-- Start of SUPPLIED MATERIAL --
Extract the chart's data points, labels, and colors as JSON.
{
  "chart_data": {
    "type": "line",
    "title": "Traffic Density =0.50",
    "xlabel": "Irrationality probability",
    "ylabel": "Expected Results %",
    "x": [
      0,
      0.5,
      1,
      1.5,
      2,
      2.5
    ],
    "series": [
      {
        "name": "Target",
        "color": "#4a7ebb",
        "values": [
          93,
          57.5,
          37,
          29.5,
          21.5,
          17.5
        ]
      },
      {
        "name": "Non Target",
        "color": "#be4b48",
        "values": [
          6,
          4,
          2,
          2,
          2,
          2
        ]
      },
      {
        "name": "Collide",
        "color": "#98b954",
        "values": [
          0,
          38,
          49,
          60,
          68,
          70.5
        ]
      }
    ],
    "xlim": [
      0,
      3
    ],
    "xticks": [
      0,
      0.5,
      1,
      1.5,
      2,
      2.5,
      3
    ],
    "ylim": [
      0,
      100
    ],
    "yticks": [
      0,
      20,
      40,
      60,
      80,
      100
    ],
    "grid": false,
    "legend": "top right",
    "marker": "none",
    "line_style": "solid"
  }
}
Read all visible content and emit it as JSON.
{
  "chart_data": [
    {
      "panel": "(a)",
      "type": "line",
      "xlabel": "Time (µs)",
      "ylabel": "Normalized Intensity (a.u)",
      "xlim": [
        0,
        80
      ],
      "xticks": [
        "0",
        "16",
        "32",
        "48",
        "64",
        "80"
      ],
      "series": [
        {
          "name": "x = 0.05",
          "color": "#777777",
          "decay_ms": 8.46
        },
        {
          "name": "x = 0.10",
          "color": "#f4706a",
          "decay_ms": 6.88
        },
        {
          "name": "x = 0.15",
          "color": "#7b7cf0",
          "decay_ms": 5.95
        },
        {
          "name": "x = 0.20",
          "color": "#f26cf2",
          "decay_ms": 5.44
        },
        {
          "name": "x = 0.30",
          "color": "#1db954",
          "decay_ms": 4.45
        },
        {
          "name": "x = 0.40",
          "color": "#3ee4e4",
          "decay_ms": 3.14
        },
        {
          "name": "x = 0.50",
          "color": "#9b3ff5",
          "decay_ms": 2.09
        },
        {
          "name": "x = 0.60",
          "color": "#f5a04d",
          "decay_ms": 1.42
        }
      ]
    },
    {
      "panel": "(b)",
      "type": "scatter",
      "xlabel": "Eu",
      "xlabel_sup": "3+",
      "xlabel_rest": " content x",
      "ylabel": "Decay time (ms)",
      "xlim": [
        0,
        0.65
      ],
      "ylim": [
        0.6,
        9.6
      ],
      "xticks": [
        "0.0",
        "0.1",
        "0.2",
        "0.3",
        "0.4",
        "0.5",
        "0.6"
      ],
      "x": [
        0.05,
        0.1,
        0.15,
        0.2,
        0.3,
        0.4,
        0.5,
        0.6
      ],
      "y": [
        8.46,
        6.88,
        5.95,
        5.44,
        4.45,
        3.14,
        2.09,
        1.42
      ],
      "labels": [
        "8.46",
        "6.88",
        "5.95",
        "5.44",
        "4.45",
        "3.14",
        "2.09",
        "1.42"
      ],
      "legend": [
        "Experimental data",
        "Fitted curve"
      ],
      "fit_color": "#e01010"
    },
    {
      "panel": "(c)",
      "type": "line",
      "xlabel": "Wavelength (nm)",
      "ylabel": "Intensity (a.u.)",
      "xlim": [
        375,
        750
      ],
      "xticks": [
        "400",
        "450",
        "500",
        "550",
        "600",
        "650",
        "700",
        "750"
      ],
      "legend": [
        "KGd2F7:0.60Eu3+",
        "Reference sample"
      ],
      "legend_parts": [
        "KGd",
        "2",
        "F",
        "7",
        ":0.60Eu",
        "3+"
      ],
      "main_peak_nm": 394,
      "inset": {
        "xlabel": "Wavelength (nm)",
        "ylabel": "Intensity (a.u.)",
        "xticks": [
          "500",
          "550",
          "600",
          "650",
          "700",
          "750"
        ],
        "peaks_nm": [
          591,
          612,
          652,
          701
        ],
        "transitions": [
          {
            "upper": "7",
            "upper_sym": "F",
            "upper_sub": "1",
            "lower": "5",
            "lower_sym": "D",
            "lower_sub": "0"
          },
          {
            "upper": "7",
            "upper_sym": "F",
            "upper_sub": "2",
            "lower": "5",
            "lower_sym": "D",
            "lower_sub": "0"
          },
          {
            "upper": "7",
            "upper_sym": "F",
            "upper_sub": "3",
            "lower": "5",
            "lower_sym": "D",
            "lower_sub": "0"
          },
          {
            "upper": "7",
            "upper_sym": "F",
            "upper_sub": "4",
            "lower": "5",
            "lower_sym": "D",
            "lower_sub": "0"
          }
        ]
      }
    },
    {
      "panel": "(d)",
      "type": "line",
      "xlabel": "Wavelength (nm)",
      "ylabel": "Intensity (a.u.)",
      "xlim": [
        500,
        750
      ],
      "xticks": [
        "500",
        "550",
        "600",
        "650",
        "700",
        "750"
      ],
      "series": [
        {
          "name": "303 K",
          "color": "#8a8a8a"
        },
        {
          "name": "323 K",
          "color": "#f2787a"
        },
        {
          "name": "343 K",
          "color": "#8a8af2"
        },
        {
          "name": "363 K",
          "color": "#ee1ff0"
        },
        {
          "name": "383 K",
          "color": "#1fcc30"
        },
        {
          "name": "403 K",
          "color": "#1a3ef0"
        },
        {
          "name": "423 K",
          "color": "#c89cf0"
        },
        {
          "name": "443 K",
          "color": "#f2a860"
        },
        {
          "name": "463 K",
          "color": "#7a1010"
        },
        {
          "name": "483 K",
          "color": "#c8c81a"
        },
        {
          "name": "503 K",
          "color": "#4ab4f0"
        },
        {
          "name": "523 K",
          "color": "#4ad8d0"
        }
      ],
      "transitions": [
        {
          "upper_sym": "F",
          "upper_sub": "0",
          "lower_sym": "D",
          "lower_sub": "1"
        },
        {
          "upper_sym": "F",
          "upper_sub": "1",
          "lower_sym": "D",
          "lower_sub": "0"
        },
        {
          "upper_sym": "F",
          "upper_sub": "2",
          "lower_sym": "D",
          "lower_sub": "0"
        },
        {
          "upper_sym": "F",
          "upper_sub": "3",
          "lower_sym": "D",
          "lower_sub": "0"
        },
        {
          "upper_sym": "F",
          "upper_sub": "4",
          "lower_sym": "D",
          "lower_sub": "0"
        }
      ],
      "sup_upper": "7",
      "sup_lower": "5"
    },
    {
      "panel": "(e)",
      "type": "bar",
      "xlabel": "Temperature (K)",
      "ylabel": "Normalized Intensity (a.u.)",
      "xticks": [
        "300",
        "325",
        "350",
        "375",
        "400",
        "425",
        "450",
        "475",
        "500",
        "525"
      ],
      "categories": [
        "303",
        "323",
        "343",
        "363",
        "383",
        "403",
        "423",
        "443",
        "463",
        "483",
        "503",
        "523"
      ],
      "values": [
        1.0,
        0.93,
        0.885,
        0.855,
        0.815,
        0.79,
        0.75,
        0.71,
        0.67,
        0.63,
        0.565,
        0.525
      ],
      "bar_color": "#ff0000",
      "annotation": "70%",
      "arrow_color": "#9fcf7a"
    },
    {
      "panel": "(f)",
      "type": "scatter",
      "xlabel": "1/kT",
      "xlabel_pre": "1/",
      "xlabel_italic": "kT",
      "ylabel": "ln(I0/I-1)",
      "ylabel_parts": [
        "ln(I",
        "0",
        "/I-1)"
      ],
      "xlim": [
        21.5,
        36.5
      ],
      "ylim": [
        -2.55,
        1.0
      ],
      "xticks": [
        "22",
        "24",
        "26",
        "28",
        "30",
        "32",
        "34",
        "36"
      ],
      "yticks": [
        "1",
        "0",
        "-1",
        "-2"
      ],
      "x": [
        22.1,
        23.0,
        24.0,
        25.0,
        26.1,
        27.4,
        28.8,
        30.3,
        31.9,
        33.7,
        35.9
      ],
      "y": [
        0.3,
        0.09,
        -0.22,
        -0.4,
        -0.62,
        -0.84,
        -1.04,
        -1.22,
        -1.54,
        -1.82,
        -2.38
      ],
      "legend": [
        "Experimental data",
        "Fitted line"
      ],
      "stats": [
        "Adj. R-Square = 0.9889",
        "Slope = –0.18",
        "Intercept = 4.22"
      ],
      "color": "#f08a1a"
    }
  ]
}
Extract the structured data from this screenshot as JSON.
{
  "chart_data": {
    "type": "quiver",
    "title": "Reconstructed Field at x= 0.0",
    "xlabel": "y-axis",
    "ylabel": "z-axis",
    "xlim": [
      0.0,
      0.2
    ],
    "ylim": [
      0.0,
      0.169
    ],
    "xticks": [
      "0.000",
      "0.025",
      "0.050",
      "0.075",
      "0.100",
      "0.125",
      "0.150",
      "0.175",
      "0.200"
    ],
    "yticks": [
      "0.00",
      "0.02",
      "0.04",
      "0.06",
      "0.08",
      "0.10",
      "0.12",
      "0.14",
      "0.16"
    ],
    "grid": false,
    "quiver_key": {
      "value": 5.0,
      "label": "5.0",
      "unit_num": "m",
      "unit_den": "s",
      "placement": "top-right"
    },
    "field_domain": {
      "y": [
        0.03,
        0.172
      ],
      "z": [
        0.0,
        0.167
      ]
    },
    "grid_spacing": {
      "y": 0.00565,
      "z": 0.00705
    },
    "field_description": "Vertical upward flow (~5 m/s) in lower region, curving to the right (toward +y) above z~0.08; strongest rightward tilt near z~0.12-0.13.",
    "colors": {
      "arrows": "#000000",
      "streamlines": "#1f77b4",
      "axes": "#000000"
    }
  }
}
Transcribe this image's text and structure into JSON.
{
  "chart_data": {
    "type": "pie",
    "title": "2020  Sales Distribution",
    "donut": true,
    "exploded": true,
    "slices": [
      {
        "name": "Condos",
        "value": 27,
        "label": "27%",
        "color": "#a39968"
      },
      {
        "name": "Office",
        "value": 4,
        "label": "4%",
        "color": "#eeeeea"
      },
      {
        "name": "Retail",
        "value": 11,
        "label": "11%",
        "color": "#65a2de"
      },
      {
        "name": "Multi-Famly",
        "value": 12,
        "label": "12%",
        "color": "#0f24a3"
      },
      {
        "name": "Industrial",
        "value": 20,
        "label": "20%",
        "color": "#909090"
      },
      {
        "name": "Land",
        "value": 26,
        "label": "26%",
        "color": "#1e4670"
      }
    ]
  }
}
-- End of SUPPLIED MATERIAL --
TASK INSTRUCTIONS:
Pull out every line above that holds the word "right".

SOLUTION TO THE EXERCISE:
    "legend": "top right",
      "placement": "top-right"
    "field_description": "Vertical upward flow (~5 m/s) in lower region, curving to the right (toward +y) above z~0.08; strongest rightward tilt near z~0.12-0.13.",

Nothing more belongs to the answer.